DATA RECORDS:
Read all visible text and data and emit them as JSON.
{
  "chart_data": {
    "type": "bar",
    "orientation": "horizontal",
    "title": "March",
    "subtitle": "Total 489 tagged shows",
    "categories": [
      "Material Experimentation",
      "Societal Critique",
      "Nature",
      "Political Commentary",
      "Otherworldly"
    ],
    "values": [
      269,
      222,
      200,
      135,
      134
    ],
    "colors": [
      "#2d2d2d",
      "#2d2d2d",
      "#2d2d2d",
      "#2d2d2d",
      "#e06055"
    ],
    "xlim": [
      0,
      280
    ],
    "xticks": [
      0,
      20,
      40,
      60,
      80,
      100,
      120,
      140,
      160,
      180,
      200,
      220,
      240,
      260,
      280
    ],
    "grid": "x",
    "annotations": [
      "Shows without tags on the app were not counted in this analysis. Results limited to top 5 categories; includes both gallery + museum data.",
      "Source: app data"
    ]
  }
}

YOUR GOAL:
Pull out all lines from the entries above that include the word "categories".

ANSWER BELOW:
    "categories": [
      "Shows without tags on the app were not counted in this analysis. Results limited to top 5 categories; includes both gallery + museum data.",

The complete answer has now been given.